── Provided records
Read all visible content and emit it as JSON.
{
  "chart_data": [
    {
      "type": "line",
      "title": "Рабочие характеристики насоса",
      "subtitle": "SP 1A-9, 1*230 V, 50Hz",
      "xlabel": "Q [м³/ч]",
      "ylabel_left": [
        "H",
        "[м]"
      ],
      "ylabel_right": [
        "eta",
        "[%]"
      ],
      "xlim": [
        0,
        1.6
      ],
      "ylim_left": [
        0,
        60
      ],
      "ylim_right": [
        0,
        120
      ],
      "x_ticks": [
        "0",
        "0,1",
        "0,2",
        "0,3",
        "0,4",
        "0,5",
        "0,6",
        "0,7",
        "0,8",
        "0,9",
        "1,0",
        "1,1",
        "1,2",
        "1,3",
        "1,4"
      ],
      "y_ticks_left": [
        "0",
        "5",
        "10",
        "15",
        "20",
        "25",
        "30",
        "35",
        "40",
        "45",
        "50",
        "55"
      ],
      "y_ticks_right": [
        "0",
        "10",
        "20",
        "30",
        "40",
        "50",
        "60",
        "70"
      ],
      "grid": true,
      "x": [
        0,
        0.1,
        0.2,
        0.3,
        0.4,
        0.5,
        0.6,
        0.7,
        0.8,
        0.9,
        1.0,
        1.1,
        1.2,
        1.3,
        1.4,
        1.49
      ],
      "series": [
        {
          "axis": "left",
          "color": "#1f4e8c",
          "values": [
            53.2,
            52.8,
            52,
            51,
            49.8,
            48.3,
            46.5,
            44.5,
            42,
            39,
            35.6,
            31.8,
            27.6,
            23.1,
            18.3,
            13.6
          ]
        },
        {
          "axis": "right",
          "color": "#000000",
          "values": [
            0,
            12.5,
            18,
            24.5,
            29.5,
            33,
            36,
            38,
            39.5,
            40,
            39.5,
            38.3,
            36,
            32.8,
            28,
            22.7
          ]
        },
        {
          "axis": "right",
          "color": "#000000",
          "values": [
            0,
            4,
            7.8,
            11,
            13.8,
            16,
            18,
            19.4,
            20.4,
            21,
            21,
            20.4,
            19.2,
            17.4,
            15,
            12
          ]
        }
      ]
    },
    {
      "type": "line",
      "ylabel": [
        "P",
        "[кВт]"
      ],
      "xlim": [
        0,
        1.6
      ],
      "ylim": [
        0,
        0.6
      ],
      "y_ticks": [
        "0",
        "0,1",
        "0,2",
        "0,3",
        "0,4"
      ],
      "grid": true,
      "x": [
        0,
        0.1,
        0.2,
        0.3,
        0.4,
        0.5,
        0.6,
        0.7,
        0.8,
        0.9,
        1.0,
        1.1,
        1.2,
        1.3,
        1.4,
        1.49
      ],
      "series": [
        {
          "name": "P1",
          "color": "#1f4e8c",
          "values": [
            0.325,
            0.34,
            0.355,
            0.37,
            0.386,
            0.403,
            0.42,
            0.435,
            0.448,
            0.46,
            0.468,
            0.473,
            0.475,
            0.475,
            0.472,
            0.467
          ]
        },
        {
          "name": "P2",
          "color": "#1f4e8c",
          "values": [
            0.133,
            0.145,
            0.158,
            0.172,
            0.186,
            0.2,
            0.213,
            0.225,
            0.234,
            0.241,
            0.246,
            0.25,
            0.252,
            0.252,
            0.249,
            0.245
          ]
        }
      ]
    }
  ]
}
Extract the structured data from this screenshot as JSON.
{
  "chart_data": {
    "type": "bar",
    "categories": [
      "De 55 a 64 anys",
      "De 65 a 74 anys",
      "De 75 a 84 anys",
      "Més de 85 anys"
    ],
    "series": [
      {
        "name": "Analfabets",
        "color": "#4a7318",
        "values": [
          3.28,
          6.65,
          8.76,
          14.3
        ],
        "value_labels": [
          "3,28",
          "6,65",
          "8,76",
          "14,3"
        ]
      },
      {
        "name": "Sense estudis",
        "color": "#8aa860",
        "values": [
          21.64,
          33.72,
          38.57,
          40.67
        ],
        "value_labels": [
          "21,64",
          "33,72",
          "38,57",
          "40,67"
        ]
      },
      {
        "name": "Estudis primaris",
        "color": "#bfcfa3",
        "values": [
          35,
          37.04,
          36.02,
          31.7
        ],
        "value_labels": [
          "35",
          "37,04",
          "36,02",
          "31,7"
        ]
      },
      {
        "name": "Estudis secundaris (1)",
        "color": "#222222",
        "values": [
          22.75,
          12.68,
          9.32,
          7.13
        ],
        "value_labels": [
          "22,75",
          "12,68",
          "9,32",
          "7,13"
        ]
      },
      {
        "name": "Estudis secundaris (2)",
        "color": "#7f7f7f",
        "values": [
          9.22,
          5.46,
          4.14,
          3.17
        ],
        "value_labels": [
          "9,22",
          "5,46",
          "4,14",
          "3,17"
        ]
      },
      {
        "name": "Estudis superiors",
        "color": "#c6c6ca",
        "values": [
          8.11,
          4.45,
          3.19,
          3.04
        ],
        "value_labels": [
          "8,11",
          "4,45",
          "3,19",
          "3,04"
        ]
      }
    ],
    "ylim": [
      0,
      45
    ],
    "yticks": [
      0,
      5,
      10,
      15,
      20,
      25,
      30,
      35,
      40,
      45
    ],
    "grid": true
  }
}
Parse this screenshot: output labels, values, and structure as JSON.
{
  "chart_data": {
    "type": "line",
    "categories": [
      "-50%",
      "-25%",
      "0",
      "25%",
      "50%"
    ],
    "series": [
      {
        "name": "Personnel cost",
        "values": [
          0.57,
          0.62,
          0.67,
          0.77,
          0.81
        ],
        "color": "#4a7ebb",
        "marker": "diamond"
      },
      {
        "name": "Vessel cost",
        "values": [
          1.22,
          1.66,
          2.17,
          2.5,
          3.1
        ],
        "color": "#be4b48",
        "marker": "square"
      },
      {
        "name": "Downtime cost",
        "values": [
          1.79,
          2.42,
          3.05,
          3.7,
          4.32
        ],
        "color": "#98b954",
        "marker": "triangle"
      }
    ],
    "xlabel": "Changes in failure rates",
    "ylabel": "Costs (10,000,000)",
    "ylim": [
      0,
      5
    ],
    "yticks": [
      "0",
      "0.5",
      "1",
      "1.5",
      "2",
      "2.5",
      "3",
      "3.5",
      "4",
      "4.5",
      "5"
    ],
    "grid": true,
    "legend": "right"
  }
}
────
**Exercise objective**
The entries above should be repeated exactly, every one of them.

**Output of the task**
Read all visible content and emit it as JSON.
{
  "chart_data": [
    {
      "type": "line",
      "title": "Рабочие характеристики насоса",
      "subtitle": "SP 1A-9, 1*230 V, 50Hz",
      "xlabel": "Q [м³/ч]",
      "ylabel_left": [
        "H",
        "[м]"
      ],
      "ylabel_right": [
        "eta",
        "[%]"
      ],
      "xlim": [
        0,
        1.6
      ],
      "ylim_left": [
        0,
        60
      ],
      "ylim_right": [
        0,
        120
      ],
      "x_ticks": [
        "0",
        "0,1",
        "0,2",
        "0,3",
        "0,4",
        "0,5",
        "0,6",
        "0,7",
        "0,8",
        "0,9",
        "1,0",
        "1,1",
        "1,2",
        "1,3",
        "1,4"
      ],
      "y_ticks_left": [
        "0",
        "5",
        "10",
        "15",
        "20",
        "25",
        "30",
        "35",
        "40",
        "45",
        "50",
        "55"
      ],
      "y_ticks_right": [
        "0",
        "10",
        "20",
        "30",
        "40",
        "50",
        "60",
        "70"
      ],
      "grid": true,
      "x": [
        0,
        0.1,
        0.2,
        0.3,
        0.4,
        0.5,
        0.6,
        0.7,
        0.8,
        0.9,
        1.0,
        1.1,
        1.2,
        1.3,
        1.4,
        1.49
      ],
      "series": [
        {
          "axis": "left",
          "color": "#1f4e8c",
          "values": [
            53.2,
            52.8,
            52,
            51,
            49.8,
            48.3,
            46.5,
            44.5,
            42,
            39,
            35.6,
            31.8,
            27.6,
            23.1,
            18.3,
            13.6
          ]
        },
        {
          "axis": "right",
          "color": "#000000",
          "values": [
            0,
            12.5,
            18,
            24.5,
            29.5,
            33,
            36,
            38,
            39.5,
            40,
            39.5,
            38.3,
            36,
            32.8,
            28,
            22.7
          ]
        },
        {
          "axis": "right",
          "color": "#000000",
          "values": [
            0,
            4,
            7.8,
            11,
            13.8,
            16,
            18,
            19.4,
            20.4,
            21,
            21,
            20.4,
            19.2,
            17.4,
            15,
            12
          ]
        }
      ]
    },
    {
      "type": "line",
      "ylabel": [
        "P",
        "[кВт]"
      ],
      "xlim": [
        0,
        1.6
      ],
      "ylim": [
        0,
        0.6
      ],
      "y_ticks": [
        "0",
        "0,1",
        "0,2",
        "0,3",
        "0,4"
      ],
      "grid": true,
      "x": [
        0,
        0.1,
        0.2,
        0.3,
        0.4,
        0.5,
        0.6,
        0.7,
        0.8,
        0.9,
        1.0,
        1.1,
        1.2,
        1.3,
        1.4,
        1.49
      ],
      "series": [
        {
          "name": "P1",
          "color": "#1f4e8c",
          "values": [
            0.325,
            0.34,
            0.355,
            0.37,
            0.386,
            0.403,
            0.42,
            0.435,
            0.448,
            0.46,
            0.468,
            0.473,
            0.475,
            0.475,
            0.472,
            0.467
          ]
        },
        {
          "name": "P2",
          "color": "#1f4e8c",
          "values": [
            0.133,
            0.145,
            0.158,
            0.172,
            0.186,
            0.2,
            0.213,
            0.225,
            0.234,
            0.241,
            0.246,
            0.25,
            0.252,
            0.252,
            0.249,
            0.245
          ]
        }
      ]
    }
  ]
}
Extract the structured data from this screenshot as JSON.
{
  "chart_data": {
    "type": "bar",
    "categories": [
      "De 55 a 64 anys",
      "De 65 a 74 anys",
      "De 75 a 84 anys",
      "Més de 85 anys"
    ],
    "series": [
      {
        "name": "Analfabets",
        "color": "#4a7318",
        "values": [
          3.28,
          6.65,
          8.76,
          14.3
        ],
        "value_labels": [
          "3,28",
          "6,65",
          "8,76",
          "14,3"
        ]
      },
      {
        "name": "Sense estudis",
        "color": "#8aa860",
        "values": [
          21.64,
          33.72,
          38.57,
          40.67
        ],
        "value_labels": [
          "21,64",
          "33,72",
          "38,57",
          "40,67"
        ]
      },
      {
        "name": "Estudis primaris",
        "color": "#bfcfa3",
        "values": [
          35,
          37.04,
          36.02,
          31.7
        ],
        "value_labels": [
          "35",
          "37,04",
          "36,02",
          "31,7"
        ]
      },
      {
        "name": "Estudis secundaris (1)",
        "color": "#222222",
        "values": [
          22.75,
          12.68,
          9.32,
          7.13
        ],
        "value_labels": [
          "22,75",
          "12,68",
          "9,32",
          "7,13"
        ]
      },
      {
        "name": "Estudis secundaris (2)",
        "color": "#7f7f7f",
        "values": [
          9.22,
          5.46,
          4.14,
          3.17
        ],
        "value_labels": [
          "9,22",
          "5,46",
          "4,14",
          "3,17"
        ]
      },
      {
        "name": "Estudis superiors",
        "color": "#c6c6ca",
        "values": [
          8.11,
          4.45,
          3.19,
          3.04
        ],
        "value_labels": [
          "8,11",
          "4,45",
          "3,19",
          "3,04"
        ]
      }
    ],
    "ylim": [
      0,
      45
    ],
    "yticks": [
      0,
      5,
      10,
      15,
      20,
      25,
      30,
      35,
      40,
      45
    ],
    "grid": true
  }
}
Parse this screenshot: output labels, values, and structure as JSON.
{
  "chart_data": {
    "type": "line",
    "categories": [
      "-50%",
      "-25%",
      "0",
      "25%",
      "50%"
    ],
    "series": [
      {
        "name": "Personnel cost",
        "values": [
          0.57,
          0.62,
          0.67,
          0.77,
          0.81
        ],
        "color": "#4a7ebb",
        "marker": "diamond"
      },
      {
        "name": "Vessel cost",
        "values": [
          1.22,
          1.66,
          2.17,
          2.5,
          3.1
        ],
        "color": "#be4b48",
        "marker": "square"
      },
      {
        "name": "Downtime cost",
        "values": [
          1.79,
          2.42,
          3.05,
          3.7,
          4.32
        ],
        "color": "#98b954",
        "marker": "triangle"
      }
    ],
    "xlabel": "Changes in failure rates",
    "ylabel": "Costs (10,000,000)",
    "ylim": [
      0,
      5
    ],
    "yticks": [
      "0",
      "0.5",
      "1",
      "1.5",
      "2",
      "2.5",
      "3",
      "3.5",
      "4",
      "4.5",
      "5"
    ],
    "grid": true,
    "legend": "right"
  }
}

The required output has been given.